## [PROBLEM STATEMENT]
Keep only the lines where "border" appears.

## [DATA SHOWN]
"""

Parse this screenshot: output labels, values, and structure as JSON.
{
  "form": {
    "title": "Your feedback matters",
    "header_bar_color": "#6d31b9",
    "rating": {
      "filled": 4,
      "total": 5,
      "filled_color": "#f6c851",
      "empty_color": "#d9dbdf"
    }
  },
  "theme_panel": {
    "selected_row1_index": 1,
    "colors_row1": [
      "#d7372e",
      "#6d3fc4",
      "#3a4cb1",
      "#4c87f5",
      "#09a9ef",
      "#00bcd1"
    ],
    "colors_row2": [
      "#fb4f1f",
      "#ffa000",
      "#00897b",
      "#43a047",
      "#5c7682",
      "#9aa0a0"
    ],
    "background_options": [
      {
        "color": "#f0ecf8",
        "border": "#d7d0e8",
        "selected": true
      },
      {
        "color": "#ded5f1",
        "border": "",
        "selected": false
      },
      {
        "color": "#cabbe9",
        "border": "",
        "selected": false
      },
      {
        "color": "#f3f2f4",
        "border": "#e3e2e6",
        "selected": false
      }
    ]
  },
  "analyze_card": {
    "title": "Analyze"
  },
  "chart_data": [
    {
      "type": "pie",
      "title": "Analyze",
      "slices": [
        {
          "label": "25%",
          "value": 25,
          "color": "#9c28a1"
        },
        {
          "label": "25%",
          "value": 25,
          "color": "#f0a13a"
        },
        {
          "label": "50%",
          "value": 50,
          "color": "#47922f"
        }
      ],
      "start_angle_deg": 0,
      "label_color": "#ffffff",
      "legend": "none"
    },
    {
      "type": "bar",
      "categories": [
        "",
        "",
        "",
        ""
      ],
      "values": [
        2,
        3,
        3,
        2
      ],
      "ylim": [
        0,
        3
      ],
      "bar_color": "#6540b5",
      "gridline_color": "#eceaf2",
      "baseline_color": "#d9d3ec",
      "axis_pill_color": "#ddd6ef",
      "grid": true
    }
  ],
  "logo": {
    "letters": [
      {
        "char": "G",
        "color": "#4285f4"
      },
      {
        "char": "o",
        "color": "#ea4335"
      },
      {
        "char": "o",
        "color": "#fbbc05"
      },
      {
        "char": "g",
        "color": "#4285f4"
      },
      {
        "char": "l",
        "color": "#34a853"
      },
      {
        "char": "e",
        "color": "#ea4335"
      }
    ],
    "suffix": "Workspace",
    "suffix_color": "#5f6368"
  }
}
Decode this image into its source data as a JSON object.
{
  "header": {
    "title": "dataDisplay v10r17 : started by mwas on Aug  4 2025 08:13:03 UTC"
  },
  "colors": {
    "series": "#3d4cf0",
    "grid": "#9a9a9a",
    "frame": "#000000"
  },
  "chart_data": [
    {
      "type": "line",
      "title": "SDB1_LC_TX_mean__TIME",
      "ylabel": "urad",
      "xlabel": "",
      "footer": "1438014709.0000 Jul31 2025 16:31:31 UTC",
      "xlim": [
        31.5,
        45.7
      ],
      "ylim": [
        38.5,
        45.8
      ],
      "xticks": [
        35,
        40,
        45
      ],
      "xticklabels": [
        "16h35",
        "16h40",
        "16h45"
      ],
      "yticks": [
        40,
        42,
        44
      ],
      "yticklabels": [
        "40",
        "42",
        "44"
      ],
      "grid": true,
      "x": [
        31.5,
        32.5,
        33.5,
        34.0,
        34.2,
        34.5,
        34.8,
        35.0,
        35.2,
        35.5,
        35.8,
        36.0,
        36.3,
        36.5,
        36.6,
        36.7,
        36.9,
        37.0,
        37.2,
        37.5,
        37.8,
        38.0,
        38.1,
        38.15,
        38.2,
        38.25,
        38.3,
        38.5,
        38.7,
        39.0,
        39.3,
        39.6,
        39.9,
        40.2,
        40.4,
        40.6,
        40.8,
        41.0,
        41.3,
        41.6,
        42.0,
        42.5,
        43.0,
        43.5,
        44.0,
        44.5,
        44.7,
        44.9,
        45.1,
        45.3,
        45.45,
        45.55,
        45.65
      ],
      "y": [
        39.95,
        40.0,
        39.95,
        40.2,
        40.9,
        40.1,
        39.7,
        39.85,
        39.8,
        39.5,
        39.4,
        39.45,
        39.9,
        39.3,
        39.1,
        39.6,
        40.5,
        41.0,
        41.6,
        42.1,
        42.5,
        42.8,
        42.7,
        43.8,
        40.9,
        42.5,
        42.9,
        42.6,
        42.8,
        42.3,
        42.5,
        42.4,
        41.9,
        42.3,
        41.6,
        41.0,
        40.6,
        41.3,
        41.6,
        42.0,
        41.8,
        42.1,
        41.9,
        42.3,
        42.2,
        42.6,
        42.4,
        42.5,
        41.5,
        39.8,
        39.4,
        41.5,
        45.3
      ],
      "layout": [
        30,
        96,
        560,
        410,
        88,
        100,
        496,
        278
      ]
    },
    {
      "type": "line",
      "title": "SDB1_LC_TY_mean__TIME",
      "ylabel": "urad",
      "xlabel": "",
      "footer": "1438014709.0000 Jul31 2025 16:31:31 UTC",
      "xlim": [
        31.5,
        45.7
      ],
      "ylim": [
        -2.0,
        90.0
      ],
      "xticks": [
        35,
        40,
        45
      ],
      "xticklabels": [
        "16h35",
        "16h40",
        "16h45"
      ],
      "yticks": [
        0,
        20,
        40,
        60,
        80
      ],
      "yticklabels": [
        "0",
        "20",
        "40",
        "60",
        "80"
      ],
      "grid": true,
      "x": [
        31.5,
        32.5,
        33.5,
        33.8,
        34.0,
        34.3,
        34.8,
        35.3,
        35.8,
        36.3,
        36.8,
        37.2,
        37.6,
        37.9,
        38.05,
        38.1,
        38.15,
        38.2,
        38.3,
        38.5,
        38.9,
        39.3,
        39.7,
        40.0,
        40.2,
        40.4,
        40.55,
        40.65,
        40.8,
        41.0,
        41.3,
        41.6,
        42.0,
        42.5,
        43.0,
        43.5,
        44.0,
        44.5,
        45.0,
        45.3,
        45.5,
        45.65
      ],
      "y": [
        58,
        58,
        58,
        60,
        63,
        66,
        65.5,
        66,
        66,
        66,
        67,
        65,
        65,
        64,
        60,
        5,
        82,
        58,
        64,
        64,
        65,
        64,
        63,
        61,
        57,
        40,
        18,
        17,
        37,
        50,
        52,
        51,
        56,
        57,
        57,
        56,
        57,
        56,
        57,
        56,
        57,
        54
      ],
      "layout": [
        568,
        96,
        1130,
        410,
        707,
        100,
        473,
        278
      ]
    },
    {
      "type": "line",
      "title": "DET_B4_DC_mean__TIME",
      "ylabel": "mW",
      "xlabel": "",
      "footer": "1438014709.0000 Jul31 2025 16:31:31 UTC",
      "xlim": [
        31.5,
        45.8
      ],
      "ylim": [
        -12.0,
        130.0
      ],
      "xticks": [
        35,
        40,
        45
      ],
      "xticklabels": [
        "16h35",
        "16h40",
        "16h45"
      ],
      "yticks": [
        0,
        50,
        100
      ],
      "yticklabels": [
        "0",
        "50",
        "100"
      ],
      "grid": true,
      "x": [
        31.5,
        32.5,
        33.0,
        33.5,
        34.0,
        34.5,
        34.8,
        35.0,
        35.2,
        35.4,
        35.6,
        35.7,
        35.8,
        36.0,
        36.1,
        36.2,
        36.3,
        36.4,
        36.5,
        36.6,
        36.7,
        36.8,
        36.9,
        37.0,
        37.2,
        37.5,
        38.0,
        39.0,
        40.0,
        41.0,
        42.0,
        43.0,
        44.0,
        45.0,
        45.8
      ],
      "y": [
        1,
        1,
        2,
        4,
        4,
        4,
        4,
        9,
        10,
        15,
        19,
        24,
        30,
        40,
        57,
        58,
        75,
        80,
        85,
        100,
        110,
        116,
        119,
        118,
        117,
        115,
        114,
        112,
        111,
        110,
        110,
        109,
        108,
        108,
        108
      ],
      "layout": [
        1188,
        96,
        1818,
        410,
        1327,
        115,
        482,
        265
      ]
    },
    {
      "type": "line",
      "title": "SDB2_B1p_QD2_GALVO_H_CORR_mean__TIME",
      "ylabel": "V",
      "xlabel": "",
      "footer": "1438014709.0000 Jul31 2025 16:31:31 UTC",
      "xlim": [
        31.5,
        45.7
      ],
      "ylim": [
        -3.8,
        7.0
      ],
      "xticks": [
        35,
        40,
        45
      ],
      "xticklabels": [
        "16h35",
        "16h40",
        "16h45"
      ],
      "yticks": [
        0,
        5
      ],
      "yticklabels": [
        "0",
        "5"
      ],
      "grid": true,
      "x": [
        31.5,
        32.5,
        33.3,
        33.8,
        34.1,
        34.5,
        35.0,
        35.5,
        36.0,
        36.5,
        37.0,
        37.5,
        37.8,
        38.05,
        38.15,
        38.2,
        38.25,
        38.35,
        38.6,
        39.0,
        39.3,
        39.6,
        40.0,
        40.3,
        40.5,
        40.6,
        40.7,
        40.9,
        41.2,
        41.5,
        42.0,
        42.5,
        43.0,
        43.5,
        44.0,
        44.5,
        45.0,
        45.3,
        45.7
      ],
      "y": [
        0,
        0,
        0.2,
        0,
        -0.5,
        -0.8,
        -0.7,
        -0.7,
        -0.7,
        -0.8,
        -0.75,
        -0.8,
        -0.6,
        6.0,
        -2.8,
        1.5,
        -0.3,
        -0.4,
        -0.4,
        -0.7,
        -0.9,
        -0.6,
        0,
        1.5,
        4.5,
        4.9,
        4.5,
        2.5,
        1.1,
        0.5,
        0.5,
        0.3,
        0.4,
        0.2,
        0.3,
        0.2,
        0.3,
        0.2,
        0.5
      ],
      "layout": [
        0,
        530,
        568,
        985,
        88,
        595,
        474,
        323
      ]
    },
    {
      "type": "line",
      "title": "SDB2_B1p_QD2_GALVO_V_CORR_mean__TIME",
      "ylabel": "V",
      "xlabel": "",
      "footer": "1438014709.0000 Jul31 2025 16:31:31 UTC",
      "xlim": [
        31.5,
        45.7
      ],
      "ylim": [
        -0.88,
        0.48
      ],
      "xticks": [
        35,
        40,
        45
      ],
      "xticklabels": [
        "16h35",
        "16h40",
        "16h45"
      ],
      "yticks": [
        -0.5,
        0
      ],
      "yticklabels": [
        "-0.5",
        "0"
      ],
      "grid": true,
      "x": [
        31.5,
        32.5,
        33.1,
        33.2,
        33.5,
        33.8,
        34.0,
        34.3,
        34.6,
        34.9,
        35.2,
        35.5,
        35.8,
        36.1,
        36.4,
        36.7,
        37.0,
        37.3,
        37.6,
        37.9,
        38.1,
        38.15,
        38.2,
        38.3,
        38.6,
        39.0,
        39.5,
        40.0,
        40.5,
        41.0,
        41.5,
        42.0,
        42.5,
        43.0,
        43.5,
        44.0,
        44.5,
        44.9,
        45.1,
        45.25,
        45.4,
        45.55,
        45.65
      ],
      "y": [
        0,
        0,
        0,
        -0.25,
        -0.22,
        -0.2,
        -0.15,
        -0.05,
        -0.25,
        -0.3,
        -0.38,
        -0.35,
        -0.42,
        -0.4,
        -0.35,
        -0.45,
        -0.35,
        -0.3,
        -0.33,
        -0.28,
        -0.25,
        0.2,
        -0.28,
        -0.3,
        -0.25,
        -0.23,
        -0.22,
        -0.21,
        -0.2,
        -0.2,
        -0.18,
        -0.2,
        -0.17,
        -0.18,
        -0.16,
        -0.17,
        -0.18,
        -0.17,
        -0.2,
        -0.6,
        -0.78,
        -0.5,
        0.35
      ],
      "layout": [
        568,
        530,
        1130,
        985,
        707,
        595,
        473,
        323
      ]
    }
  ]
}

"""

## [REPLY]
        "border": "#d7d0e8",
        "border": "",
        "border": "",
        "border": "#e3e2e6",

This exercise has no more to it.